§ Aim
Check each line of the listing below for the string "n果香调", and copy the ones that have it.

§ Records

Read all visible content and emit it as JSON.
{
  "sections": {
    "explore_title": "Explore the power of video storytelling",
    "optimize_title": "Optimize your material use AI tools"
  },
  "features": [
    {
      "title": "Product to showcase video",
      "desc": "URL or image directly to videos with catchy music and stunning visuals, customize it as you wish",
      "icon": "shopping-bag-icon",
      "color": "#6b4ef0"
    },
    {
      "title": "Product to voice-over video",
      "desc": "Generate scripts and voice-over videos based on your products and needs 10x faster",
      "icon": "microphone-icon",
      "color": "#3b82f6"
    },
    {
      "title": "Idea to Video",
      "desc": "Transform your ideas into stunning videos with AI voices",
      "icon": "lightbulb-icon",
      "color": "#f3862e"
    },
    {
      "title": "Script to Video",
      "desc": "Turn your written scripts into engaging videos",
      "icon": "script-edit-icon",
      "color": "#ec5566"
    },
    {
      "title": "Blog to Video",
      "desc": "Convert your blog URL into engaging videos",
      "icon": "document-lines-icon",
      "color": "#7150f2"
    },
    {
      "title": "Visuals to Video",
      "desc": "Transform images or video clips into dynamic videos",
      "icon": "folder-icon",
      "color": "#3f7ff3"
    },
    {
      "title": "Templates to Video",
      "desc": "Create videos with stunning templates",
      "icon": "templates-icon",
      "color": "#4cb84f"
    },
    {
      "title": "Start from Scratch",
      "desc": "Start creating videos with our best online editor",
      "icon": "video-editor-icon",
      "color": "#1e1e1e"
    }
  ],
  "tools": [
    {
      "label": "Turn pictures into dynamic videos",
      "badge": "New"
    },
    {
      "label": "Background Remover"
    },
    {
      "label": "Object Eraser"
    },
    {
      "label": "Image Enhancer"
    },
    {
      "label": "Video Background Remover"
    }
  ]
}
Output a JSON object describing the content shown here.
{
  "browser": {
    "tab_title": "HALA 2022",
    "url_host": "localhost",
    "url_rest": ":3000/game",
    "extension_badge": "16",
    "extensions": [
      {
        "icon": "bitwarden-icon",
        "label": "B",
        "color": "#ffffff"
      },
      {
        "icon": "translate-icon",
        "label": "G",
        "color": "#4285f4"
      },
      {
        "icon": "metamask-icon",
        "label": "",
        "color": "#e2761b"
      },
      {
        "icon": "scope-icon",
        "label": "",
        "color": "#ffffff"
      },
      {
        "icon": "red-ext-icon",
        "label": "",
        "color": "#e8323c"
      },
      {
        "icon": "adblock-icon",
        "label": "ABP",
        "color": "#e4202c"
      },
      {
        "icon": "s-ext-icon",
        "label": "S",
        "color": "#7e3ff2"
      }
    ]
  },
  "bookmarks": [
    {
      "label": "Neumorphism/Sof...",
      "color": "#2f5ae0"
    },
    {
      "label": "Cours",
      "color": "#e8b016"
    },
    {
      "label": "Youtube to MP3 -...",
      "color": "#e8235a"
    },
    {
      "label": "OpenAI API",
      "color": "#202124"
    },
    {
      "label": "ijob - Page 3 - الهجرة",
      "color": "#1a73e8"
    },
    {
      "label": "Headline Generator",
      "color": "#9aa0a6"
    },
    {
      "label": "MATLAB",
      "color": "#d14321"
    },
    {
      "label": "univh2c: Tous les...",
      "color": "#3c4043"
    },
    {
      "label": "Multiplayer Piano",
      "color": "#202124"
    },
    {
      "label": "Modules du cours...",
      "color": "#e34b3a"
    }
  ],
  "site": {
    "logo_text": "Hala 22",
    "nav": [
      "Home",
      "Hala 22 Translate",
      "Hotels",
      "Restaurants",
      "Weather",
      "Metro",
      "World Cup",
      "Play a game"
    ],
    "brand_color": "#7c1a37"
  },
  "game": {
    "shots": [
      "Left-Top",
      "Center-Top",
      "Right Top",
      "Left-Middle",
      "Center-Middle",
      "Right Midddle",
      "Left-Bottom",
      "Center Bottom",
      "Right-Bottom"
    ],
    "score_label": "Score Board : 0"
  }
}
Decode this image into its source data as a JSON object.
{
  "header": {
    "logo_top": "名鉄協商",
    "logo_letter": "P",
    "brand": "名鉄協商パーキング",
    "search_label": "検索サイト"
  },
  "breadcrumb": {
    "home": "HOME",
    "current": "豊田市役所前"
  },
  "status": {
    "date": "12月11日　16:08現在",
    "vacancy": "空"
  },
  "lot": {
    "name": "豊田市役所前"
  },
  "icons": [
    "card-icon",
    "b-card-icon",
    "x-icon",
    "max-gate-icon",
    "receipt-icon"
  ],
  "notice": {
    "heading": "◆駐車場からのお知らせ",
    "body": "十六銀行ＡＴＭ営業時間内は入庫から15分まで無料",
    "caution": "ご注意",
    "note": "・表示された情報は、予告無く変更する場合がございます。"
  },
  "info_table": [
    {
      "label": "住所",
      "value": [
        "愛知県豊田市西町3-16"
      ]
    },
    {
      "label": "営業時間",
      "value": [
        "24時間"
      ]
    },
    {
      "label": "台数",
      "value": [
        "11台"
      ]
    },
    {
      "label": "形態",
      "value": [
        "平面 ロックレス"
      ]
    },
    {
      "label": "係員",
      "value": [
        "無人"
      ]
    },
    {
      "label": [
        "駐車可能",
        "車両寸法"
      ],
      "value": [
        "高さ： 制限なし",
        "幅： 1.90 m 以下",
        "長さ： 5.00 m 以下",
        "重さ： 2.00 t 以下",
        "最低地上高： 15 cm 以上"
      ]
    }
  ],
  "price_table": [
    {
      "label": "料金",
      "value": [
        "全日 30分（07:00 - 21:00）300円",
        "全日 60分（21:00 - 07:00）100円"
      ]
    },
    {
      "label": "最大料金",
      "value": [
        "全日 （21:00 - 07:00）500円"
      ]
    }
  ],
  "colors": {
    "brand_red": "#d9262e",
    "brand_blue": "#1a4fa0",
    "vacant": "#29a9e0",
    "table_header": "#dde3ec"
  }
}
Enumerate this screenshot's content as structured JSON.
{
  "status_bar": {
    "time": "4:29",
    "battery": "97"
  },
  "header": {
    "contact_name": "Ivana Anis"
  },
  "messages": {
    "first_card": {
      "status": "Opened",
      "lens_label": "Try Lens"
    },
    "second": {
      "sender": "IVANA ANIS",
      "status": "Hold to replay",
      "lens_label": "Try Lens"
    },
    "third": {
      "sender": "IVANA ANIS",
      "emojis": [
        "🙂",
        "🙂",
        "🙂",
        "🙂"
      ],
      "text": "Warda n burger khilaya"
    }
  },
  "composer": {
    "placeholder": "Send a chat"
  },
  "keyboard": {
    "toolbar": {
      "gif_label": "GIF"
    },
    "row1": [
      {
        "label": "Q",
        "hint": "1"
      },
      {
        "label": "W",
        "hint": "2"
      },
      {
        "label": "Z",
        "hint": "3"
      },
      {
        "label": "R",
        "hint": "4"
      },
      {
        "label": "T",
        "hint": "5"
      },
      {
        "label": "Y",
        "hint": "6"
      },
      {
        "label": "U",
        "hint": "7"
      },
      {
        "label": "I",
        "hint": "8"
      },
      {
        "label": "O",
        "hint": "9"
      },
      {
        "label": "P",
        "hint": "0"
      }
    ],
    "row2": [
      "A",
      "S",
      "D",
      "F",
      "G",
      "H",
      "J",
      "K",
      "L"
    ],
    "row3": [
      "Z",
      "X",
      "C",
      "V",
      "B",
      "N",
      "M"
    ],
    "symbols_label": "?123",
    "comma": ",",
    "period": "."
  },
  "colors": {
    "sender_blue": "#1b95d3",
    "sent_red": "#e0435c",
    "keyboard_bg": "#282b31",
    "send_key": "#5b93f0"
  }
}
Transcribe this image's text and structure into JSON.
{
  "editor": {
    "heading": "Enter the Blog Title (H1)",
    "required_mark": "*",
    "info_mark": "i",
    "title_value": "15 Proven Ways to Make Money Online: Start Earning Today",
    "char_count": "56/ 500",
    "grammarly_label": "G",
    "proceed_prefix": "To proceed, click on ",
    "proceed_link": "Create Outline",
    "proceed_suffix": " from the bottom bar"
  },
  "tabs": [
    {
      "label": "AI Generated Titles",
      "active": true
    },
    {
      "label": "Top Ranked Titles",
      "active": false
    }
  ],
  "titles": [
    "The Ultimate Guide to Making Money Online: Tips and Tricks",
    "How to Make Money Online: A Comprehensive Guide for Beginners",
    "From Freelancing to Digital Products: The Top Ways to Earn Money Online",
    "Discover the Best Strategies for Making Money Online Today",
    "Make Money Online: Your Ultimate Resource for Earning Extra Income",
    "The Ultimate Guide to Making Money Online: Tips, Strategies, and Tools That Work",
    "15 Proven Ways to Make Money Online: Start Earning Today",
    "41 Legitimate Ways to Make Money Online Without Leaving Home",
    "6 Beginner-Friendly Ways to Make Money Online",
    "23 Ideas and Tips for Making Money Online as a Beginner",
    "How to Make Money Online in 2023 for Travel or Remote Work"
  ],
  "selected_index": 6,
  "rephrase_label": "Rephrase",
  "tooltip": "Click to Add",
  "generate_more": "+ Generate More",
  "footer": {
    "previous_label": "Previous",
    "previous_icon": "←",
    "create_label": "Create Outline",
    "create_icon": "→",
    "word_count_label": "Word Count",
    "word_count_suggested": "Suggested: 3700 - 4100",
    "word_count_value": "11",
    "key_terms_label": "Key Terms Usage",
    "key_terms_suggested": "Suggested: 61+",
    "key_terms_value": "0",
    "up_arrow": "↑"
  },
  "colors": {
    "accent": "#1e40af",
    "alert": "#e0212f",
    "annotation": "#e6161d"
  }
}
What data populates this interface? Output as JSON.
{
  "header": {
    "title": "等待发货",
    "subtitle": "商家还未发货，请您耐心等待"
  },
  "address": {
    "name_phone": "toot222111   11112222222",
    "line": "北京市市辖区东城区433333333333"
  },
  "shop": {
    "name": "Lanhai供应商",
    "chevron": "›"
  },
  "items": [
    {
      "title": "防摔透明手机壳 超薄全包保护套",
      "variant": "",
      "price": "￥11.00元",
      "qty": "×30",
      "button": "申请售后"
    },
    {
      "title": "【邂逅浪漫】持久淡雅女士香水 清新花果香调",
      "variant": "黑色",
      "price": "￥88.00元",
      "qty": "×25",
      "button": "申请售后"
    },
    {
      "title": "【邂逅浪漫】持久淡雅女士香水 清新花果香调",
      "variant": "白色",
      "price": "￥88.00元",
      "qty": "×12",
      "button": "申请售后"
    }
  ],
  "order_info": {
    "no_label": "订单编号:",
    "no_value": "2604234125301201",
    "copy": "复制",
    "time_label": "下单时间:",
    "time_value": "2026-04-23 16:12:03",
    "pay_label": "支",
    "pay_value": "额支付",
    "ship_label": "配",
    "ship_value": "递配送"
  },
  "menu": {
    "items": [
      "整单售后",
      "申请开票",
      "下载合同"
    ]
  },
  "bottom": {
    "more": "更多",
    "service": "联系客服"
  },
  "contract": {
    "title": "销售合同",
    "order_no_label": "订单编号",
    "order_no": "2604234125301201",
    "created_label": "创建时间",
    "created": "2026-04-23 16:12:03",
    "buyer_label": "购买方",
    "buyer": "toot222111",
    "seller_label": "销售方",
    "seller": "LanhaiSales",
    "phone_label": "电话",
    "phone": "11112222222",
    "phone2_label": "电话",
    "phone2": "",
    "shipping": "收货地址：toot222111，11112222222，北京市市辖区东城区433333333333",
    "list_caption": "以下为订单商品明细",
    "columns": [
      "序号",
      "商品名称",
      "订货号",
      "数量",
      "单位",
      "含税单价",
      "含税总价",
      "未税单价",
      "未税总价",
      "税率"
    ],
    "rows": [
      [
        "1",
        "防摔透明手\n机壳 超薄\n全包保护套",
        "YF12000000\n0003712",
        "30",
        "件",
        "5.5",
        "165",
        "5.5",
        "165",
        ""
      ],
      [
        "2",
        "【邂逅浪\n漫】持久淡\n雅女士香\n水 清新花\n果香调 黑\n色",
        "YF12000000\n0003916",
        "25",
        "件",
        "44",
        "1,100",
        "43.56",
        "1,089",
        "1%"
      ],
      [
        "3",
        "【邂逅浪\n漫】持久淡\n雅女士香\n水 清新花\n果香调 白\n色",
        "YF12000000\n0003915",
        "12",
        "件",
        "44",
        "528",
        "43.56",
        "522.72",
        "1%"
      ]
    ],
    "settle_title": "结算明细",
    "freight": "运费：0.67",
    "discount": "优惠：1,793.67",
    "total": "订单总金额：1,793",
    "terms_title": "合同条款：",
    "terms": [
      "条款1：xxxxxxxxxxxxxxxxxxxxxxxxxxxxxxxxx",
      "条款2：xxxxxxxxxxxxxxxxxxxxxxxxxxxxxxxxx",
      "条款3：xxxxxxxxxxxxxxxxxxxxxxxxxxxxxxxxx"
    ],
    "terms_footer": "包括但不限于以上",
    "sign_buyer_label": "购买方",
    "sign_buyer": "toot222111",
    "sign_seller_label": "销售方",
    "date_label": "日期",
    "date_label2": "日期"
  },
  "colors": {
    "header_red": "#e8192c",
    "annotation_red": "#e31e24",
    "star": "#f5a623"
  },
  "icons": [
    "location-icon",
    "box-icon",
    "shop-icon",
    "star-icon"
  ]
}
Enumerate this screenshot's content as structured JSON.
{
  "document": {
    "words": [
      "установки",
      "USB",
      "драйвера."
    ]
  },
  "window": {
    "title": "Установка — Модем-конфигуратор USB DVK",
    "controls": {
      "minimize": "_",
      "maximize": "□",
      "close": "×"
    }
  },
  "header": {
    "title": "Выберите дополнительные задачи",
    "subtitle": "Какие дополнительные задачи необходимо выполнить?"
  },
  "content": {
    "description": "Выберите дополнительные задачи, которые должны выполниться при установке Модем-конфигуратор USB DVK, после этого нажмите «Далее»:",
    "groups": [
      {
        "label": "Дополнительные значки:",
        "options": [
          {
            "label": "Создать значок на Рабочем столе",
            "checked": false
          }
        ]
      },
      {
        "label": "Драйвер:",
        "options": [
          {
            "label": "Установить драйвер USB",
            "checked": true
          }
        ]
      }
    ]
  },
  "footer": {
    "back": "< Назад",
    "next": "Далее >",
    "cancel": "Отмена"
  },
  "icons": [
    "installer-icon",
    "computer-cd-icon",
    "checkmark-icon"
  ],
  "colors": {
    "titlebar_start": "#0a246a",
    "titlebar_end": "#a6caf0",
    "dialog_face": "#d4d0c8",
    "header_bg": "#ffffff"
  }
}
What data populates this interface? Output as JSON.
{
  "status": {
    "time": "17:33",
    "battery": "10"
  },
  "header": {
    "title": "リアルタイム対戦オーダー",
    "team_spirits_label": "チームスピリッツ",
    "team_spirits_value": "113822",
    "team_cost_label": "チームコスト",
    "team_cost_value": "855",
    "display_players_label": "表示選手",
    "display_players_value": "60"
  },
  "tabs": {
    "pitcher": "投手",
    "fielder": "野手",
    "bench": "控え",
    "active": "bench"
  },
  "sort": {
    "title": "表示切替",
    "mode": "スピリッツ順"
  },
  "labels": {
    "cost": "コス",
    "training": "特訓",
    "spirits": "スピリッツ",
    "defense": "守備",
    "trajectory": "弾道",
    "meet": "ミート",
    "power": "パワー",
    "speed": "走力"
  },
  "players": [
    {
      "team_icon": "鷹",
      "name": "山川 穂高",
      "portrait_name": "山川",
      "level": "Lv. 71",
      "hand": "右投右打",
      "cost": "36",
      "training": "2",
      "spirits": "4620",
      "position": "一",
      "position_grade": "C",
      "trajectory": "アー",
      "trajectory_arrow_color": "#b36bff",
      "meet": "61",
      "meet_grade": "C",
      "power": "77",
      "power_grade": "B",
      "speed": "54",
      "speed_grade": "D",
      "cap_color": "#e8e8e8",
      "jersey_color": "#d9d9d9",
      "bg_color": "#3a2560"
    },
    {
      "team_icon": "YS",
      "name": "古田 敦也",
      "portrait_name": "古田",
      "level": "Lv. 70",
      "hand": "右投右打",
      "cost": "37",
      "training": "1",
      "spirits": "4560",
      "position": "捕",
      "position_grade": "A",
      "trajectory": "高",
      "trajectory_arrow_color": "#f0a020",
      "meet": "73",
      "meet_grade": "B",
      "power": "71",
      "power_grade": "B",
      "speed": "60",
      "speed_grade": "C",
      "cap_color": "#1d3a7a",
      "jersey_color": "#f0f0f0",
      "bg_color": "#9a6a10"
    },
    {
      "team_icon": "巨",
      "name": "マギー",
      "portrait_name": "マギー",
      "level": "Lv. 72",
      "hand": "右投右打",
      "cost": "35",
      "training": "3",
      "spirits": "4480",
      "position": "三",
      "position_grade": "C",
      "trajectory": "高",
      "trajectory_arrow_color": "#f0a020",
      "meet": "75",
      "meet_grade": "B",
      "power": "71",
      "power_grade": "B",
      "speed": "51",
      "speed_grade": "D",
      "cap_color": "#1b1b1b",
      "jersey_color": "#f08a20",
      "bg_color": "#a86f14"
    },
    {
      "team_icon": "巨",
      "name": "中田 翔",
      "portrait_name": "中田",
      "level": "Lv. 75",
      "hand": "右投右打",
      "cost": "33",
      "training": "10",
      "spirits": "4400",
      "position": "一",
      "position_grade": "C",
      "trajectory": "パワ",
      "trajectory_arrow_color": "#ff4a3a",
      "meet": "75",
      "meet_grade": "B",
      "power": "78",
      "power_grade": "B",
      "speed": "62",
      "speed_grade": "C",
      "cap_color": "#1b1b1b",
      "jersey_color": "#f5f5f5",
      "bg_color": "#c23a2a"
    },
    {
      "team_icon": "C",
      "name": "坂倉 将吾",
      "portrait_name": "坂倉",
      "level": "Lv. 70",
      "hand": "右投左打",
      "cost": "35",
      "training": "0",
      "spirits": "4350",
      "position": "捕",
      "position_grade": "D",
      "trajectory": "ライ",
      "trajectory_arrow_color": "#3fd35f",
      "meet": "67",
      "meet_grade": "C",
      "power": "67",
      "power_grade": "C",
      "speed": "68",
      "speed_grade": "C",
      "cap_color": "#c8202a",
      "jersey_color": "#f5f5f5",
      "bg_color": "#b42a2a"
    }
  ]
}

§ Full response
        "【邂逅浪\n漫】持久淡\n雅女士香\n水 清新花\n果香调 黑\n色",
        "【邂逅浪\n漫】持久淡\n雅女士香\n水 清新花\n果香调 白\n色",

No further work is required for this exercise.